• **EXTRACTED DATA**:
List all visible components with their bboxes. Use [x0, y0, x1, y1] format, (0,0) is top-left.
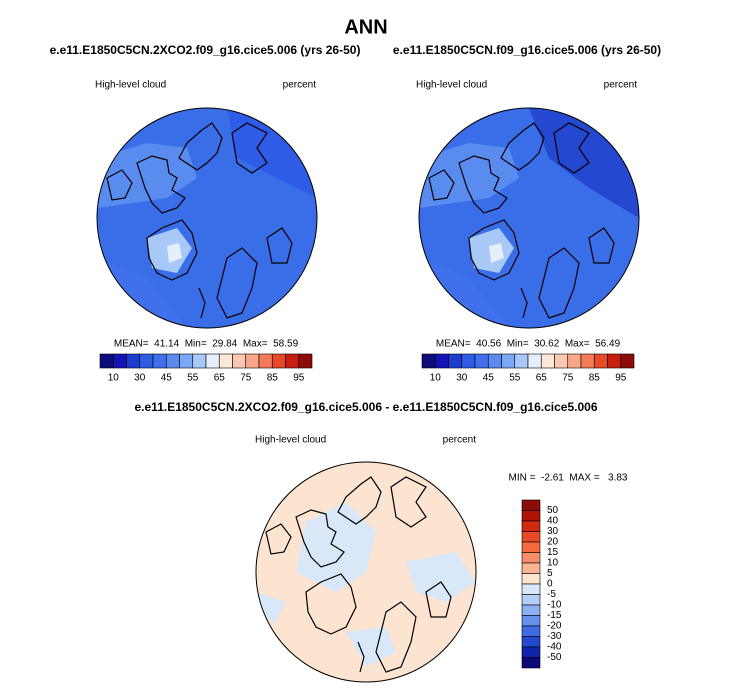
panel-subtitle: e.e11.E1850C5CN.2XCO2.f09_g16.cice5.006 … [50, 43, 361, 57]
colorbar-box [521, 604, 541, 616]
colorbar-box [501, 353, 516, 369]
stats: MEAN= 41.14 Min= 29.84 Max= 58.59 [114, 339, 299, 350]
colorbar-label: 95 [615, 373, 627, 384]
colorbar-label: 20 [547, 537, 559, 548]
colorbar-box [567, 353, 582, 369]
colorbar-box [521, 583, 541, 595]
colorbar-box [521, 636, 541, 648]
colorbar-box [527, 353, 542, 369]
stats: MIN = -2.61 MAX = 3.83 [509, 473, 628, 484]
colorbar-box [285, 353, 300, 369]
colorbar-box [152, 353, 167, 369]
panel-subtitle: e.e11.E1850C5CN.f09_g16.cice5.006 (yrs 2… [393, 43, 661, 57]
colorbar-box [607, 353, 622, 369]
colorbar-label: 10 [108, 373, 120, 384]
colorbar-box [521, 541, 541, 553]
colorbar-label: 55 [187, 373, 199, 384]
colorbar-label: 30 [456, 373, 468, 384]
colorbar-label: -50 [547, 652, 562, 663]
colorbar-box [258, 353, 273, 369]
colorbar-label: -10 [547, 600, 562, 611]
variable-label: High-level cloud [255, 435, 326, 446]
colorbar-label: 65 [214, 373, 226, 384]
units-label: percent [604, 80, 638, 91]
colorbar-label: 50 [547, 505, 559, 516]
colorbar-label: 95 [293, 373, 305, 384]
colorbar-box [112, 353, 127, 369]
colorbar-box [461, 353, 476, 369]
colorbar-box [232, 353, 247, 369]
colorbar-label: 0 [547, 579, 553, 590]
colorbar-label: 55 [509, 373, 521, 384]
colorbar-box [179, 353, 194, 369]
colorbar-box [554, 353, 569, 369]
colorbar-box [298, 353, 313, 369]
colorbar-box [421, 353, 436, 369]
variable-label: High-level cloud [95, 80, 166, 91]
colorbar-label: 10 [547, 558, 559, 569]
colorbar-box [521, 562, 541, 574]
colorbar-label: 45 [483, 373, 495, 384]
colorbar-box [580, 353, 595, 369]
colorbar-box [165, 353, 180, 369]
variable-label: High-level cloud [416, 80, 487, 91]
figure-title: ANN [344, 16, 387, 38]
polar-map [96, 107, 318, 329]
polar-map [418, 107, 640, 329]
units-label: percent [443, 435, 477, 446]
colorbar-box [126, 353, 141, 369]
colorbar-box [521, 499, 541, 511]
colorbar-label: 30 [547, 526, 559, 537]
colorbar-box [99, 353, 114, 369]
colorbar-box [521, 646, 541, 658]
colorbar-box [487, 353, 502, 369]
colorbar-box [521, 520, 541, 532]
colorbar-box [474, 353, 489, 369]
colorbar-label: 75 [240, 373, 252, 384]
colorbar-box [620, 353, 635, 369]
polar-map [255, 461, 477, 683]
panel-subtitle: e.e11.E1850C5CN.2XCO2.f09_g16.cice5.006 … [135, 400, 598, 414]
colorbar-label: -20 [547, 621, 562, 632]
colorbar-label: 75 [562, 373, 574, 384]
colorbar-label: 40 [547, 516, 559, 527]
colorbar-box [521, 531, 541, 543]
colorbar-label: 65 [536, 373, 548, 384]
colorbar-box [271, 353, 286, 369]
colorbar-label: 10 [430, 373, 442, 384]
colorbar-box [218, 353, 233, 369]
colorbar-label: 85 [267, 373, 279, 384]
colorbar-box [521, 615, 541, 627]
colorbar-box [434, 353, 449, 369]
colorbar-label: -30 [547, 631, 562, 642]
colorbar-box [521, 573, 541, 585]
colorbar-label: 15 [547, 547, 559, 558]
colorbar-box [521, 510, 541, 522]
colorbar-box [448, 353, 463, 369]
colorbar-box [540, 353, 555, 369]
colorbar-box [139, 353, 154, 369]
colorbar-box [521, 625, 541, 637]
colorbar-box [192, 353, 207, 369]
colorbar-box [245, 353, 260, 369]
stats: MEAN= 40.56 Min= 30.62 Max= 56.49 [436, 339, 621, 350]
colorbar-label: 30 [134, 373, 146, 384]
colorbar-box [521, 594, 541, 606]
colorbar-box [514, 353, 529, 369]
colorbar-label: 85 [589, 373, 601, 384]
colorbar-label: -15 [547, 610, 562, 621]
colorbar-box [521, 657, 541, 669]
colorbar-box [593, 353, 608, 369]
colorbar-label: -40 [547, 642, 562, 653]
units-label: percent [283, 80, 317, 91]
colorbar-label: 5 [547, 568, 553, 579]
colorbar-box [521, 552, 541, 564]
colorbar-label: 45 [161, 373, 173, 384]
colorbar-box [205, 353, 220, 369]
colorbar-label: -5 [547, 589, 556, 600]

==

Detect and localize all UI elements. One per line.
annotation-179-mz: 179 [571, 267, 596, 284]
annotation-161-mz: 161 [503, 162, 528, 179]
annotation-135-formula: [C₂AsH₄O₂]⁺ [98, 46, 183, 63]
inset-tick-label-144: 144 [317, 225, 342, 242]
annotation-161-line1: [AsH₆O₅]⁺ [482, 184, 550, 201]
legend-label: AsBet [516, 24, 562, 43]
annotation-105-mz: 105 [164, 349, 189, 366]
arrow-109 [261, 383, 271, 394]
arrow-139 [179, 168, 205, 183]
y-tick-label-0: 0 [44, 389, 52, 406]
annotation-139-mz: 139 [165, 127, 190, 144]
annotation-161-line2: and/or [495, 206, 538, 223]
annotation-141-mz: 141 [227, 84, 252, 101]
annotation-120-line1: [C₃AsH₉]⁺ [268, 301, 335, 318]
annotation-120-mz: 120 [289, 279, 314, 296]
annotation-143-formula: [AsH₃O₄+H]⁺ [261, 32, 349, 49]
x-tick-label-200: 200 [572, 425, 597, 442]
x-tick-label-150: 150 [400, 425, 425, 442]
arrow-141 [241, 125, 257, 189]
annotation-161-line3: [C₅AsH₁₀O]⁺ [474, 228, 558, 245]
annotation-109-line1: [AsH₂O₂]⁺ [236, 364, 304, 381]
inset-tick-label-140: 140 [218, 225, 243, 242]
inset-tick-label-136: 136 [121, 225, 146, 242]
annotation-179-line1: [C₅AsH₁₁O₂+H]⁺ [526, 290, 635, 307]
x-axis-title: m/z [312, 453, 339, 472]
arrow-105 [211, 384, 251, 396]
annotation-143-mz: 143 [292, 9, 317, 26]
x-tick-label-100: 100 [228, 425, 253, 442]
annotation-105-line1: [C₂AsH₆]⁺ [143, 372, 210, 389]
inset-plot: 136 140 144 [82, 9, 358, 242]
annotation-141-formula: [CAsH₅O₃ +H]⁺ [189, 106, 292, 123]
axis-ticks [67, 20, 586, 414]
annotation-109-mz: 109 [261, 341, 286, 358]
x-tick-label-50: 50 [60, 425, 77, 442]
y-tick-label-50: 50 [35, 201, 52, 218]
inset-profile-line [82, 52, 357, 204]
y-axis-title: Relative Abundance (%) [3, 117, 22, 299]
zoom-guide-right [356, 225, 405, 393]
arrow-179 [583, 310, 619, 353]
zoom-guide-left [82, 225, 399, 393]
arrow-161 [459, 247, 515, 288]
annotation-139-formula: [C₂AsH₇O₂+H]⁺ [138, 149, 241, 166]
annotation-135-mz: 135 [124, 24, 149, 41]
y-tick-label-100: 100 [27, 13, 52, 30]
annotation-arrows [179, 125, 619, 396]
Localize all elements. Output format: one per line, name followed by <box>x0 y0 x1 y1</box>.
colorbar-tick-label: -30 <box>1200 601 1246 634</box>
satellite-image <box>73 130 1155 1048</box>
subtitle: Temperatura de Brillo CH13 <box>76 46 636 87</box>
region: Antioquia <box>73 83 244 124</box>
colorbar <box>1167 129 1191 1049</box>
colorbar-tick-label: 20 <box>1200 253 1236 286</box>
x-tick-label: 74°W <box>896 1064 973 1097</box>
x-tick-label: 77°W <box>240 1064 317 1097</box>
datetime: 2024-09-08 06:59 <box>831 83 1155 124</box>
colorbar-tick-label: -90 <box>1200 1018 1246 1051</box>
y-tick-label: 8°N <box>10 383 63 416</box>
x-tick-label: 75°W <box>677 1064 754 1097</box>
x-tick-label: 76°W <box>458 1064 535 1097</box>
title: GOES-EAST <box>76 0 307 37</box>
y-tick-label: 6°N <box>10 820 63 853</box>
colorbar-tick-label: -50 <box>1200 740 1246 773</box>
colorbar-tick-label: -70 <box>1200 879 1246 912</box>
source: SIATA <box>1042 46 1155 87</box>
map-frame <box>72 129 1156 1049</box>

==

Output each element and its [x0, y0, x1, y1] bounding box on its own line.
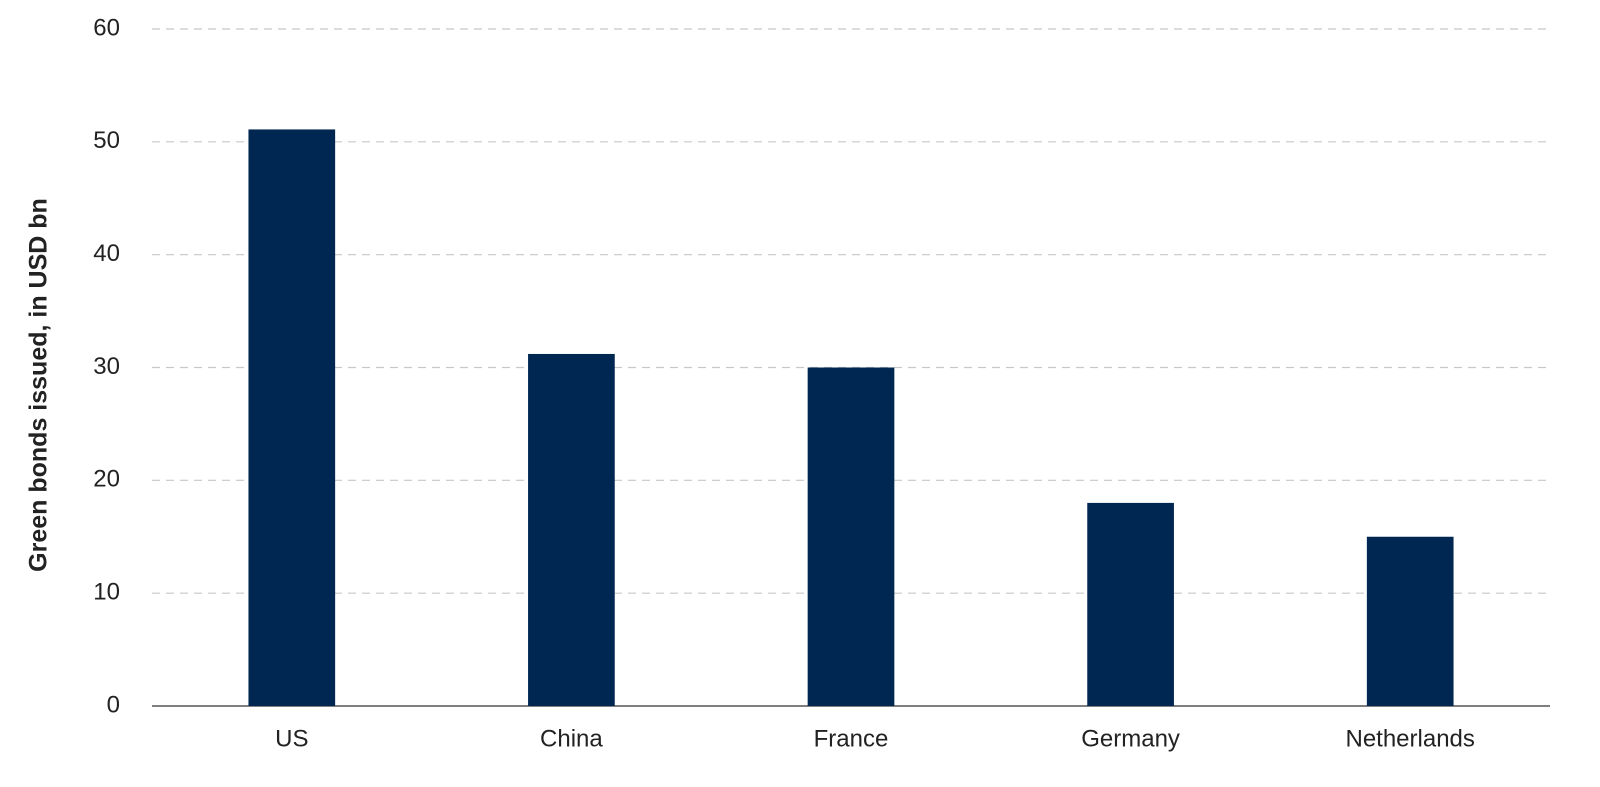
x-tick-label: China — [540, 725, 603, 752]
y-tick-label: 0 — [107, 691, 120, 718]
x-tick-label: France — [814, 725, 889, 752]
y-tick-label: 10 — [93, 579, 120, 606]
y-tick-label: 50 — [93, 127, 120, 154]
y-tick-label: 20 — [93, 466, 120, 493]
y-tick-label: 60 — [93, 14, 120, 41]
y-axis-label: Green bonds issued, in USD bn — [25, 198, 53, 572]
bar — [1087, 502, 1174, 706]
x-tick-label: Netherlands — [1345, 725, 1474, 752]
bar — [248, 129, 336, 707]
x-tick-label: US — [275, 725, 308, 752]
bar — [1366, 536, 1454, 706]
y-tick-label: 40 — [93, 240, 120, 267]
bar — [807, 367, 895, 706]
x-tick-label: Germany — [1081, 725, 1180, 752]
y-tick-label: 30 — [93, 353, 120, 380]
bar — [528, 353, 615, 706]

• **TASK**: Rewrite the stretch from "Detect and localize" through "inset-tick-label-140: 140 [218, 225, 243, 242]" as a JSON list of strings, with one string per line and blank lines omitted.

• **ANSWER FOR THE TASK**:
[
  "Detect and localize all UI elements. One per line.",
  "annotation-179-mz: 179 [571, 267, 596, 284]",
  "annotation-161-mz: 161 [503, 162, 528, 179]",
  "annotation-135-formula: [C₂AsH₄O₂]⁺ [98, 46, 183, 63]",
  "inset-tick-label-144: 144 [317, 225, 342, 242]",
  "annotation-161-line1: [AsH₆O₅]⁺ [482, 184, 550, 201]",
  "legend-label: AsBet [516, 24, 562, 43]",
  "annotation-105-mz: 105 [164, 349, 189, 366]",
  "arrow-109 [261, 383, 271, 394]",
  "arrow-139 [179, 168, 205, 183]",
  "y-tick-label-0: 0 [44, 389, 52, 406]",
  "annotation-139-mz: 139 [165, 127, 190, 144]",
  "annotation-161-line2: and/or [495, 206, 538, 223]",
  "annotation-141-mz: 141 [227, 84, 252, 101]",
  "annotation-120-line1: [C₃AsH₉]⁺ [268, 301, 335, 318]",
  "annotation-120-mz: 120 [289, 279, 314, 296]",
  "annotation-143-formula: [AsH₃O₄+H]⁺ [261, 32, 349, 49]",
  "x-tick-label-200: 200 [572, 425, 597, 442]",
  "x-tick-label-150: 150 [400, 425, 425, 442]",
  "arrow-141 [241, 125, 257, 189]",
  "annotation-161-line3: [C₅AsH₁₀O]⁺ [474, 228, 558, 245]",
  "annotation-109-line1: [AsH₂O₂]⁺ [236, 364, 304, 381]",
  "inset-tick-label-140: 140 [218, 225, 243, 242]"
]